OBJECTIVE:
Could you write out the records below exactly as they appear, leaving out any pictures?

──────── RECORDS TO USE ────────

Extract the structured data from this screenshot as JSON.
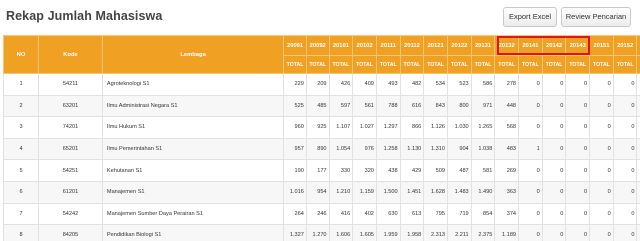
{
  "page": {
    "title": "Rekap Jumlah Mahasiswa"
  },
  "toolbar": {
    "export_label": "Export Excel",
    "review_label": "Review Pencarian"
  },
  "table": {
    "headers": {
      "no": "NO",
      "kode": "Kode",
      "lembaga": "Lembaga"
    },
    "periods": [
      "20091",
      "20092",
      "20101",
      "20102",
      "20111",
      "20112",
      "20121",
      "20122",
      "20131",
      "20132",
      "20141",
      "20142",
      "20143",
      "20151",
      "20152",
      "20161"
    ],
    "sub_header": "TOTAL",
    "rows": [
      {
        "no": "1",
        "kode": "54211",
        "lembaga": "Agroteknologi S1",
        "values": [
          "229",
          "209",
          "426",
          "409",
          "493",
          "482",
          "534",
          "523",
          "586",
          "278",
          "0",
          "0",
          "0",
          "0",
          "0",
          "0"
        ]
      },
      {
        "no": "2",
        "kode": "63201",
        "lembaga": "Ilmu Administrasi Negara S1",
        "values": [
          "525",
          "485",
          "597",
          "561",
          "788",
          "616",
          "843",
          "800",
          "971",
          "448",
          "0",
          "0",
          "0",
          "0",
          "0",
          "0"
        ]
      },
      {
        "no": "3",
        "kode": "74201",
        "lembaga": "Ilmu Hukum S1",
        "values": [
          "960",
          "925",
          "1.107",
          "1.027",
          "1.297",
          "866",
          "1.126",
          "1.030",
          "1.265",
          "568",
          "0",
          "0",
          "0",
          "0",
          "0",
          "0"
        ]
      },
      {
        "no": "4",
        "kode": "65201",
        "lembaga": "Ilmu Pemerintahan S1",
        "values": [
          "957",
          "890",
          "1.054",
          "976",
          "1.258",
          "1.130",
          "1.310",
          "904",
          "1.038",
          "483",
          "1",
          "0",
          "0",
          "0",
          "0",
          "0"
        ]
      },
      {
        "no": "5",
        "kode": "54251",
        "lembaga": "Kehutanan S1",
        "values": [
          "190",
          "177",
          "330",
          "320",
          "438",
          "429",
          "509",
          "487",
          "581",
          "269",
          "0",
          "0",
          "0",
          "0",
          "0",
          "0"
        ]
      },
      {
        "no": "6",
        "kode": "61201",
        "lembaga": "Manajemen S1",
        "values": [
          "1.016",
          "954",
          "1.210",
          "1.159",
          "1.500",
          "1.451",
          "1.628",
          "1.483",
          "1.490",
          "363",
          "0",
          "0",
          "0",
          "0",
          "0",
          "0"
        ]
      },
      {
        "no": "7",
        "kode": "54242",
        "lembaga": "Manajemen Sumber Daya Perairan S1",
        "values": [
          "264",
          "246",
          "416",
          "402",
          "630",
          "613",
          "795",
          "719",
          "854",
          "374",
          "0",
          "0",
          "0",
          "0",
          "0",
          "0"
        ]
      },
      {
        "no": "8",
        "kode": "84205",
        "lembaga": "Pendidikan Biologi S1",
        "values": [
          "1.327",
          "1.270",
          "1.606",
          "1.605",
          "1.959",
          "1.958",
          "2.313",
          "2.211",
          "2.375",
          "1.189",
          "0",
          "0",
          "0",
          "0",
          "0",
          "0"
        ]
      }
    ]
  },
  "highlight": {
    "color": "#e0131b",
    "periods": [
      "20141",
      "20142",
      "20143",
      "20151"
    ]
  },
  "colors": {
    "header_bg": "#f0a023",
    "header_text": "#ffffff"
  }
}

────────

SOLUTION TO THIS TASK:
Extract the structured data from this screenshot as JSON.
{
  "page": {
    "title": "Rekap Jumlah Mahasiswa"
  },
  "toolbar": {
    "export_label": "Export Excel",
    "review_label": "Review Pencarian"
  },
  "table": {
    "headers": {
      "no": "NO",
      "kode": "Kode",
      "lembaga": "Lembaga"
    },
    "periods": [
      "20091",
      "20092",
      "20101",
      "20102",
      "20111",
      "20112",
      "20121",
      "20122",
      "20131",
      "20132",
      "20141",
      "20142",
      "20143",
      "20151",
      "20152",
      "20161"
    ],
    "sub_header": "TOTAL",
    "rows": [
      {
        "no": "1",
        "kode": "54211",
        "lembaga": "Agroteknologi S1",
        "values": [
          "229",
          "209",
          "426",
          "409",
          "493",
          "482",
          "534",
          "523",
          "586",
          "278",
          "0",
          "0",
          "0",
          "0",
          "0",
          "0"
        ]
      },
      {
        "no": "2",
        "kode": "63201",
        "lembaga": "Ilmu Administrasi Negara S1",
        "values": [
          "525",
          "485",
          "597",
          "561",
          "788",
          "616",
          "843",
          "800",
          "971",
          "448",
          "0",
          "0",
          "0",
          "0",
          "0",
          "0"
        ]
      },
      {
        "no": "3",
        "kode": "74201",
        "lembaga": "Ilmu Hukum S1",
        "values": [
          "960",
          "925",
          "1.107",
          "1.027",
          "1.297",
          "866",
          "1.126",
          "1.030",
          "1.265",
          "568",
          "0",
          "0",
          "0",
          "0",
          "0",
          "0"
        ]
      },
      {
        "no": "4",
        "kode": "65201",
        "lembaga": "Ilmu Pemerintahan S1",
        "values": [
          "957",
          "890",
          "1.054",
          "976",
          "1.258",
          "1.130",
          "1.310",
          "904",
          "1.038",
          "483",
          "1",
          "0",
          "0",
          "0",
          "0",
          "0"
        ]
      },
      {
        "no": "5",
        "kode": "54251",
        "lembaga": "Kehutanan S1",
        "values": [
          "190",
          "177",
          "330",
          "320",
          "438",
          "429",
          "509",
          "487",
          "581",
          "269",
          "0",
          "0",
          "0",
          "0",
          "0",
          "0"
        ]
      },
      {
        "no": "6",
        "kode": "61201",
        "lembaga": "Manajemen S1",
        "values": [
          "1.016",
          "954",
          "1.210",
          "1.159",
          "1.500",
          "1.451",
          "1.628",
          "1.483",
          "1.490",
          "363",
          "0",
          "0",
          "0",
          "0",
          "0",
          "0"
        ]
      },
      {
        "no": "7",
        "kode": "54242",
        "lembaga": "Manajemen Sumber Daya Perairan S1",
        "values": [
          "264",
          "246",
          "416",
          "402",
          "630",
          "613",
          "795",
          "719",
          "854",
          "374",
          "0",
          "0",
          "0",
          "0",
          "0",
          "0"
        ]
      },
      {
        "no": "8",
        "kode": "84205",
        "lembaga": "Pendidikan Biologi S1",
        "values": [
          "1.327",
          "1.270",
          "1.606",
          "1.605",
          "1.959",
          "1.958",
          "2.313",
          "2.211",
          "2.375",
          "1.189",
          "0",
          "0",
          "0",
          "0",
          "0",
          "0"
        ]
      }
    ]
  },
  "highlight": {
    "color": "#e0131b",
    "periods": [
      "20141",
      "20142",
      "20143",
      "20151"
    ]
  },
  "colors": {
    "header_bg": "#f0a023",
    "header_text": "#ffffff"
  }
}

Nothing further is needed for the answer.